> **TEXTE DE LA PAGE**
<<<<
Oui, il y avait aussi celle de travailler comme pour les nouvelles en littérature, telles celles de Borges ou Buzzati. Des formes courtes avec lesquelles on passe d’un univers particulier très fort à un autre en un instant. L’envie également d’avoir – même sans images – ce côté cinématographique propre à mon travail. Travailler sur des ambiances hitchockiennes, de films noirs où planent des meurtres avec un rapport à la mort, à ce moment où plus rien n’existe, sans non plus entrer dans des considérations philosophiques. Mon travail a donc été de combiner ces envies tout en liant la danse et l’humain. Le son, la scénographie et la lumière sont importantes pour cela. Je ne travaille pas d’un côté la chorégraphie que je mets ensuite en lumière. Tout se tisse au fur et à mesure, comme des partenaires qui composent ensemble une pièce...
Pour cette création-ci, vous chorégraphiez mais ne dansez pas...
En effet, il y a quatre danseurs ou personnages chorégraphiques. Dominique Godderis, qui travaille avec moi depuis Chambre blanche, Lise Vachon, que j’ai rencontrée au même moment, qui commence à faire ses propres pièces ainsi que deux garçons que je ne connaissais pas avant de travailler sur ce projet. Il s’agit d’Igor Shysko, qui a travaillé 10 ans chez Rosas et Filipe Lourenço qui a travaillé avec des compagnies françaises. Ils sont très créatifs et pour moi, c’est nécessaire d’avoir de nouvelles énergies. Comme ils ont des formations fort différentes, cela apporte beaucoup. Ils font beaucoup de propositions mais je reste le garde-fou, le sculpteur de ces choses-là. Ils m’entraînent à des endroits que je ne voulais pas spécialement explorer et parfois c’est plus intéressant que mon idée de départ. C’est un va-et-vient très enrichissant.
>>>>
[Annotations des régions de l'image]
<<<<
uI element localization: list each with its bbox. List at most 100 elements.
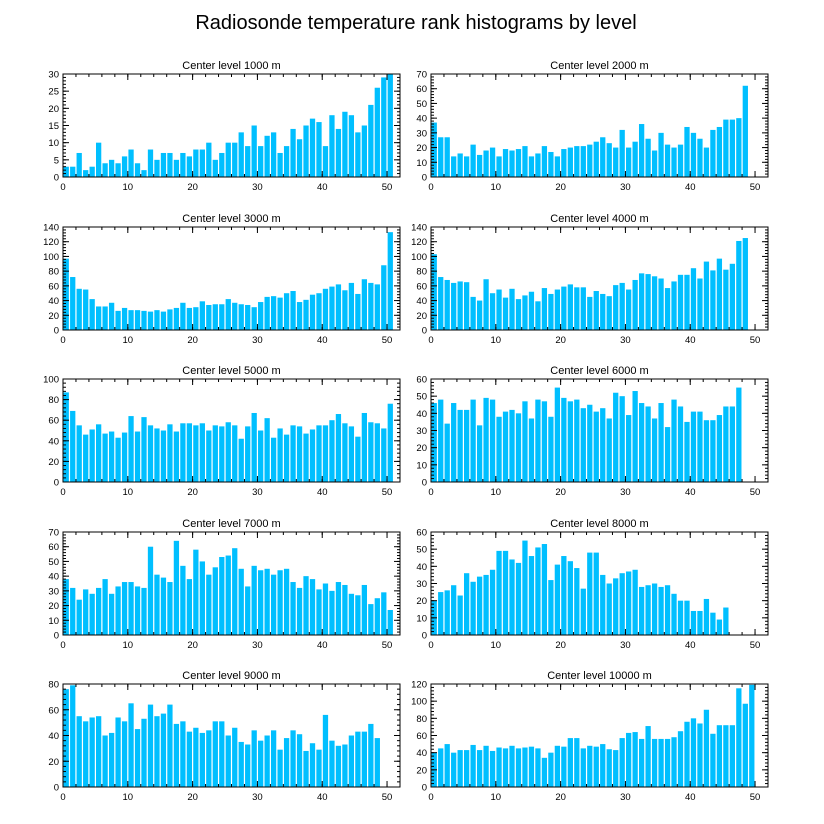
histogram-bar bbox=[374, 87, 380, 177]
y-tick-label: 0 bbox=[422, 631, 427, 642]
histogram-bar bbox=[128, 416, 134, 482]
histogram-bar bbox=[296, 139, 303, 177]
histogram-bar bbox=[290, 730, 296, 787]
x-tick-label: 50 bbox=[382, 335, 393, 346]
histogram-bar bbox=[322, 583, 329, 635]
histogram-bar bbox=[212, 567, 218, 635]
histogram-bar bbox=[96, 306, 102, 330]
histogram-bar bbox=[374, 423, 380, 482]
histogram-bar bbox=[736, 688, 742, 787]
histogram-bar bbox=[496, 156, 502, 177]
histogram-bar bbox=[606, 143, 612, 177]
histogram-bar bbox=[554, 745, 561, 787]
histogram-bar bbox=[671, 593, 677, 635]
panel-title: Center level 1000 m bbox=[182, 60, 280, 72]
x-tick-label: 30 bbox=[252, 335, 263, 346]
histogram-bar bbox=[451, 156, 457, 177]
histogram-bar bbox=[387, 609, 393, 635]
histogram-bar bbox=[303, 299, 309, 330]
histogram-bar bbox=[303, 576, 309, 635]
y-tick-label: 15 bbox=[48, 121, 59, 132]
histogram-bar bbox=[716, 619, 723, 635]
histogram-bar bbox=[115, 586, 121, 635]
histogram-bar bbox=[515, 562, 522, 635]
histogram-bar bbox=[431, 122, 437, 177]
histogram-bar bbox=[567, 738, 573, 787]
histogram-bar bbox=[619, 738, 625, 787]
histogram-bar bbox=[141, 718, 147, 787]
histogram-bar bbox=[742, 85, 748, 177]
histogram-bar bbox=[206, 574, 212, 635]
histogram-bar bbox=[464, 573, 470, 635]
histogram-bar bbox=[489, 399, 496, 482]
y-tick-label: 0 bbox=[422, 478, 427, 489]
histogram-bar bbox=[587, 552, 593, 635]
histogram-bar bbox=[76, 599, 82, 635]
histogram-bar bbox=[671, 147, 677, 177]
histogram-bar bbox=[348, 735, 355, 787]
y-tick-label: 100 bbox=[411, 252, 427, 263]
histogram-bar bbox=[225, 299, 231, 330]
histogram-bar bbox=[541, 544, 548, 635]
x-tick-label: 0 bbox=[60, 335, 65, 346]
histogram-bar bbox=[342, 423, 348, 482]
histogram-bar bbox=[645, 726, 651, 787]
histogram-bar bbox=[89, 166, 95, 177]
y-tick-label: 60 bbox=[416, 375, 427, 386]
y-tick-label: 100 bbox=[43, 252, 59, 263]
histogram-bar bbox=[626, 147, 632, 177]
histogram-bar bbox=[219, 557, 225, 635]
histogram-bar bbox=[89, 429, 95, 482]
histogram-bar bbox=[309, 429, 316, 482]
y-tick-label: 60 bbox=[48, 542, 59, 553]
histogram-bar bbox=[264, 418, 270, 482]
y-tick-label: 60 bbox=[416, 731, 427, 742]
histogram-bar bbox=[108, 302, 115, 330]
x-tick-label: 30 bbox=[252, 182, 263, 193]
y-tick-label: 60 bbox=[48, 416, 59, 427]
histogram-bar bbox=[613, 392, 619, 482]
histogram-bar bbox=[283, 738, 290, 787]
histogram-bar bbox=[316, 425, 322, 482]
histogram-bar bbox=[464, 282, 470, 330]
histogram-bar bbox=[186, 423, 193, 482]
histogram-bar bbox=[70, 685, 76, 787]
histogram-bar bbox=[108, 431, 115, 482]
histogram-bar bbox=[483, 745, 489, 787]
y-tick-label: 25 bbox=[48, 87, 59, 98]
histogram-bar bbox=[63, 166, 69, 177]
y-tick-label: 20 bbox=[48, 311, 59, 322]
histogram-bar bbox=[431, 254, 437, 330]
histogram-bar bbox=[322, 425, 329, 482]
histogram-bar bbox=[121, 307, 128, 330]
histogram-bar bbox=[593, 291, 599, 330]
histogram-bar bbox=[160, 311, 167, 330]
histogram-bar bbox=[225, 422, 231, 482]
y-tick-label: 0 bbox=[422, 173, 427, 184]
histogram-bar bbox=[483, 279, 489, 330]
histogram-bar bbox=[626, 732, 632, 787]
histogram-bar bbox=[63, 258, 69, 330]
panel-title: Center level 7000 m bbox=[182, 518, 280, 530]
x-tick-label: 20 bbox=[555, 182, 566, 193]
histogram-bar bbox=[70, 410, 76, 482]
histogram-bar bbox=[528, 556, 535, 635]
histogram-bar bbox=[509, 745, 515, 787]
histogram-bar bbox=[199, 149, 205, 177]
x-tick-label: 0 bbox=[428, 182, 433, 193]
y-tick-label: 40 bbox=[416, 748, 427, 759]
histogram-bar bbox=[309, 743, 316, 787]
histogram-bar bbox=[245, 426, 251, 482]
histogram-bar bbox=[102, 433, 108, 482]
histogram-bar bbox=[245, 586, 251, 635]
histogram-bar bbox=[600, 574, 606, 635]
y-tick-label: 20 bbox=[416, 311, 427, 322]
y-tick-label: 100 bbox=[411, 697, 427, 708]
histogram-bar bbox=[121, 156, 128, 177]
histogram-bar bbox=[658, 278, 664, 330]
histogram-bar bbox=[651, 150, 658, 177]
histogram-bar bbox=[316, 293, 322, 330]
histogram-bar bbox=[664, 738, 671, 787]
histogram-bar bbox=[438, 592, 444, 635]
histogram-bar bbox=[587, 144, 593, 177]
>>>>
> **CONSIGNES À SUIVRE**
a – Recopiez à l'identique les lignes des entrées, depuis celle qui contient "histogram-bar bbox=[374, 87, 380, 177]" jusqu'à celle qui contient "histogram-bar bbox=[303, 299, 309, 330]", l'une et l'autre incluses.
b – Rédigez la suite de l'entretien sur la création chorégraphique, à partir de l'endroit où il s'interrompt.

> **CORRIGÉ DE L'EXERCICE**
a –
histogram-bar bbox=[374, 87, 380, 177]
y-tick-label: 0 bbox=[422, 631, 427, 642]
histogram-bar bbox=[128, 416, 134, 482]
histogram-bar bbox=[296, 139, 303, 177]
histogram-bar bbox=[290, 730, 296, 787]
x-tick-label: 50 bbox=[382, 335, 393, 346]
histogram-bar bbox=[322, 583, 329, 635]
histogram-bar bbox=[212, 567, 218, 635]
histogram-bar bbox=[96, 306, 102, 330]
histogram-bar bbox=[374, 423, 380, 482]
histogram-bar bbox=[736, 688, 742, 787]
histogram-bar bbox=[496, 156, 502, 177]
histogram-bar bbox=[606, 143, 612, 177]
histogram-bar bbox=[554, 745, 561, 787]
histogram-bar bbox=[671, 593, 677, 635]
panel-title: Center level 1000 m bbox=[182, 60, 280, 72]
x-tick-label: 30 bbox=[252, 335, 263, 346]
histogram-bar bbox=[451, 156, 457, 177]
histogram-bar bbox=[387, 609, 393, 635]
histogram-bar bbox=[303, 299, 309, 330]

b –
Votre compagnie fêtera bientôt ses 25 ans... des regrets ? des envies ?
Comme tout le monde, j’aimerais avoir une deuxième vie pour continuer tout ça ! Il y a tellement de choses que j’ai envie de faire, qui me passionnent et que j’aimerais avoir le temps d’explorer. Dans ce que j’ai fait, il y a des choses meilleures que d’autres mais tout venait toujours de moi, avec une nécessité et une envie. Donc je n’ai pas vraiment de regrets à part peut-être celui de n’avoir pas eu assez de temps ou de recul entre les choses. En fait, j’aimerais que le temps passe moins vite, qu’on puisse étirer les choses... On en revient toujours à parler du temps !
Être artiste associée au Théâtre National, cela a-t-il changé quelque chose dans votre manière de travailler ?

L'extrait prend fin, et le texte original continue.